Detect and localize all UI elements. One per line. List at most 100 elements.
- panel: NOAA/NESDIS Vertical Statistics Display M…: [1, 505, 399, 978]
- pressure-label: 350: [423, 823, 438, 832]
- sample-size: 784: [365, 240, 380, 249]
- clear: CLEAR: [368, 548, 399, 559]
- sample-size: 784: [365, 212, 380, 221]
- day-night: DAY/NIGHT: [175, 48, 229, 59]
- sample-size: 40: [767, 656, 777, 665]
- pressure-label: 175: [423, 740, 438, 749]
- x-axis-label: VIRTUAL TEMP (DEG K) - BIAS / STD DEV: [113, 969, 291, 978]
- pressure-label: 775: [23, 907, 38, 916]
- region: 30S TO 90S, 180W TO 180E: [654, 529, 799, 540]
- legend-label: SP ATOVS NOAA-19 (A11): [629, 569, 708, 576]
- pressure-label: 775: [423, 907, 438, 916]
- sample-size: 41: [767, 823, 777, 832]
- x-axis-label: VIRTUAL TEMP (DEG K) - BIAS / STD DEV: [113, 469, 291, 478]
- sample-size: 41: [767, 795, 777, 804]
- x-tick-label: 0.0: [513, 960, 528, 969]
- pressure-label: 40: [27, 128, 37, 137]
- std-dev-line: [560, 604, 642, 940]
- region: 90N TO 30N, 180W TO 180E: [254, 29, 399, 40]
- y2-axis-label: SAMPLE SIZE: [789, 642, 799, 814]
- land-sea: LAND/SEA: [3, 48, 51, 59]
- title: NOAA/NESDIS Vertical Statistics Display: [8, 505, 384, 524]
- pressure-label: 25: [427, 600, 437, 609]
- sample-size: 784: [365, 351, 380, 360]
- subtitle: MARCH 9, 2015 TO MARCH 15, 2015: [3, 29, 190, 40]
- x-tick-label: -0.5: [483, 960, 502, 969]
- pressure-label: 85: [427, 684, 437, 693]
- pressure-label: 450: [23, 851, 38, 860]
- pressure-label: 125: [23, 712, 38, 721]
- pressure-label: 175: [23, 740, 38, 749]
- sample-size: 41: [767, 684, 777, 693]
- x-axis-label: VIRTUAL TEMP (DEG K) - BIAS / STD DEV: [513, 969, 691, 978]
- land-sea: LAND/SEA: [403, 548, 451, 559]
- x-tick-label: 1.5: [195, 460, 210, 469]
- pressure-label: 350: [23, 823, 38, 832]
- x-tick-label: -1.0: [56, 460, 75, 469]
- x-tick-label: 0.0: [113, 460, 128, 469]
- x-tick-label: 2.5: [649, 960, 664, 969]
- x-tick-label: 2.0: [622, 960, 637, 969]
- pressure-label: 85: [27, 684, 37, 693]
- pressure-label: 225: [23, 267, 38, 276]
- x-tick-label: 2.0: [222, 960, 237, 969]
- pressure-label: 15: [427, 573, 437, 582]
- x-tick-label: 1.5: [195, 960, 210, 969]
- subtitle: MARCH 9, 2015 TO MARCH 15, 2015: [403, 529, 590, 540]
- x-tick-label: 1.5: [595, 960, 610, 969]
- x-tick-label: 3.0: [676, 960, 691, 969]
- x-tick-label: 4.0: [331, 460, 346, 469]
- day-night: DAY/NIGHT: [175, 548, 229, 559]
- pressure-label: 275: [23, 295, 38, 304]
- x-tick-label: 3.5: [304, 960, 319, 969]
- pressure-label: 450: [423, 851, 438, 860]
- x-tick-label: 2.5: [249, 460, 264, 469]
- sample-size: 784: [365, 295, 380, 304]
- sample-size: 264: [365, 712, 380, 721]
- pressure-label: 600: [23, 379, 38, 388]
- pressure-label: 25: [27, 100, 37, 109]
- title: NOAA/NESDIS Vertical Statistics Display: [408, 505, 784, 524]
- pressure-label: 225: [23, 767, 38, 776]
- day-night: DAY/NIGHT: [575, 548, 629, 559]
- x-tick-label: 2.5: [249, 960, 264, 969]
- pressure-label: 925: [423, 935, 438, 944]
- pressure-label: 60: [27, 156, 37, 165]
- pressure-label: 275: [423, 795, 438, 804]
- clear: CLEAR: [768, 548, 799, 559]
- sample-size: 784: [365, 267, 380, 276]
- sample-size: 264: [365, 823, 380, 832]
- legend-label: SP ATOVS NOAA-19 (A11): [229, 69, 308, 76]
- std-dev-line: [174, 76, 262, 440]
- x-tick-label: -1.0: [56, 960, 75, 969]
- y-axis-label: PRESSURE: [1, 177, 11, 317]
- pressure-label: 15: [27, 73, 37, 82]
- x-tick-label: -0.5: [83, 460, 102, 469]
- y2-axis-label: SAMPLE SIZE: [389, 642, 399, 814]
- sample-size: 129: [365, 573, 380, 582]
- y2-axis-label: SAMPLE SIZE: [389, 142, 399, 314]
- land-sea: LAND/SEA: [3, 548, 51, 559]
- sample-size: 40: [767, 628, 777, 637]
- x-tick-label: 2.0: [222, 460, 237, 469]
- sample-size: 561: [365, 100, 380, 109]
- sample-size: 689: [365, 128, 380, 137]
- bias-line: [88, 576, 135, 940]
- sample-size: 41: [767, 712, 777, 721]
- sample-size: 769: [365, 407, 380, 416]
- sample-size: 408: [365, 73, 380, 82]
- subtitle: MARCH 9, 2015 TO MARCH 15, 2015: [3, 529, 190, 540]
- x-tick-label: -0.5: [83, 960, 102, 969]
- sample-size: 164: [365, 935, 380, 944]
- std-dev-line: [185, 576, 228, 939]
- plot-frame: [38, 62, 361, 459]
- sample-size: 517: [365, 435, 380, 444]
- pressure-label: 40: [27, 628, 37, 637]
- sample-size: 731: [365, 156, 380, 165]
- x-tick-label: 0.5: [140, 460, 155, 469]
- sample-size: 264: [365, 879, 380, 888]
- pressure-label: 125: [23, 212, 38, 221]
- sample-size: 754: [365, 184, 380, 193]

*****

**The problem**.
Extract every line of the listing above and reproduce each one verbatim, with no changes.

**Written response**.
Detect and localize all UI elements. One per line. List at most 100 elements.
- panel: NOAA/NESDIS Vertical Statistics Display M…: [1, 505, 399, 978]
- pressure-label: 350: [423, 823, 438, 832]
- sample-size: 784: [365, 240, 380, 249]
- clear: CLEAR: [368, 548, 399, 559]
- sample-size: 784: [365, 212, 380, 221]
- day-night: DAY/NIGHT: [175, 48, 229, 59]
- sample-size: 40: [767, 656, 777, 665]
- pressure-label: 175: [423, 740, 438, 749]
- x-axis-label: VIRTUAL TEMP (DEG K) - BIAS / STD DEV: [113, 969, 291, 978]
- pressure-label: 775: [23, 907, 38, 916]
- region: 30S TO 90S, 180W TO 180E: [654, 529, 799, 540]
- legend-label: SP ATOVS NOAA-19 (A11): [629, 569, 708, 576]
- pressure-label: 775: [423, 907, 438, 916]
- sample-size: 41: [767, 823, 777, 832]
- x-axis-label: VIRTUAL TEMP (DEG K) - BIAS / STD DEV: [113, 469, 291, 478]
- sample-size: 41: [767, 795, 777, 804]
- x-tick-label: 0.0: [513, 960, 528, 969]
- pressure-label: 40: [27, 128, 37, 137]
- std-dev-line: [560, 604, 642, 940]
- region: 90N TO 30N, 180W TO 180E: [254, 29, 399, 40]
- y2-axis-label: SAMPLE SIZE: [789, 642, 799, 814]
- land-sea: LAND/SEA: [3, 48, 51, 59]
- title: NOAA/NESDIS Vertical Statistics Display: [8, 505, 384, 524]
- pressure-label: 25: [427, 600, 437, 609]
- sample-size: 784: [365, 351, 380, 360]
- subtitle: MARCH 9, 2015 TO MARCH 15, 2015: [3, 29, 190, 40]
- x-tick-label: -0.5: [483, 960, 502, 969]
- pressure-label: 85: [427, 684, 437, 693]
- pressure-label: 450: [23, 851, 38, 860]
- pressure-label: 125: [23, 712, 38, 721]
- pressure-label: 175: [23, 740, 38, 749]
- sample-size: 41: [767, 684, 777, 693]
- x-axis-label: VIRTUAL TEMP (DEG K) - BIAS / STD DEV: [513, 969, 691, 978]
- land-sea: LAND/SEA: [403, 548, 451, 559]
- x-tick-label: 1.5: [195, 460, 210, 469]
- pressure-label: 350: [23, 823, 38, 832]
- x-tick-label: -1.0: [56, 460, 75, 469]
- x-tick-label: 0.0: [113, 460, 128, 469]
- x-tick-label: 2.5: [649, 960, 664, 969]
- x-tick-label: 2.0: [622, 960, 637, 969]
- pressure-label: 85: [27, 684, 37, 693]
- pressure-label: 225: [23, 267, 38, 276]
- x-tick-label: 2.0: [222, 960, 237, 969]
- pressure-label: 15: [427, 573, 437, 582]
- x-tick-label: 1.5: [195, 960, 210, 969]
- subtitle: MARCH 9, 2015 TO MARCH 15, 2015: [403, 529, 590, 540]
- x-tick-label: 1.5: [595, 960, 610, 969]
- x-tick-label: 3.0: [676, 960, 691, 969]
- x-tick-label: 4.0: [331, 460, 346, 469]
- day-night: DAY/NIGHT: [175, 548, 229, 559]
- pressure-label: 275: [23, 295, 38, 304]
- x-tick-label: 3.5: [304, 960, 319, 969]
- pressure-label: 450: [423, 851, 438, 860]
- x-tick-label: 2.5: [249, 460, 264, 469]
- sample-size: 784: [365, 295, 380, 304]
- sample-size: 264: [365, 712, 380, 721]
- pressure-label: 600: [23, 379, 38, 388]
- pressure-label: 25: [27, 100, 37, 109]
- title: NOAA/NESDIS Vertical Statistics Display: [408, 505, 784, 524]
- pressure-label: 225: [23, 767, 38, 776]
- day-night: DAY/NIGHT: [575, 548, 629, 559]
- x-tick-label: 2.5: [249, 960, 264, 969]
- pressure-label: 925: [423, 935, 438, 944]
- pressure-label: 60: [27, 156, 37, 165]
- pressure-label: 275: [423, 795, 438, 804]
- clear: CLEAR: [768, 548, 799, 559]
- sample-size: 784: [365, 267, 380, 276]
- sample-size: 264: [365, 823, 380, 832]
- legend-label: SP ATOVS NOAA-19 (A11): [229, 69, 308, 76]
- std-dev-line: [174, 76, 262, 440]
- x-tick-label: -1.0: [56, 960, 75, 969]
- y-axis-label: PRESSURE: [1, 177, 11, 317]
- pressure-label: 15: [27, 73, 37, 82]
- x-tick-label: -0.5: [83, 460, 102, 469]
- y2-axis-label: SAMPLE SIZE: [389, 642, 399, 814]
- sample-size: 129: [365, 573, 380, 582]
- y2-axis-label: SAMPLE SIZE: [389, 142, 399, 314]
- land-sea: LAND/SEA: [3, 548, 51, 559]
- sample-size: 40: [767, 628, 777, 637]
- x-tick-label: 2.0: [222, 460, 237, 469]
- sample-size: 561: [365, 100, 380, 109]
- sample-size: 689: [365, 128, 380, 137]
- bias-line: [88, 576, 135, 940]
- sample-size: 41: [767, 712, 777, 721]
- sample-size: 769: [365, 407, 380, 416]
- sample-size: 408: [365, 73, 380, 82]
- subtitle: MARCH 9, 2015 TO MARCH 15, 2015: [3, 529, 190, 540]
- x-tick-label: -0.5: [83, 960, 102, 969]
- sample-size: 164: [365, 935, 380, 944]
- std-dev-line: [185, 576, 228, 939]
- plot-frame: [38, 62, 361, 459]
- sample-size: 517: [365, 435, 380, 444]
- pressure-label: 40: [27, 628, 37, 637]
- sample-size: 731: [365, 156, 380, 165]
- x-tick-label: 0.5: [140, 460, 155, 469]
- sample-size: 264: [365, 879, 380, 888]
- pressure-label: 125: [23, 212, 38, 221]
- sample-size: 754: [365, 184, 380, 193]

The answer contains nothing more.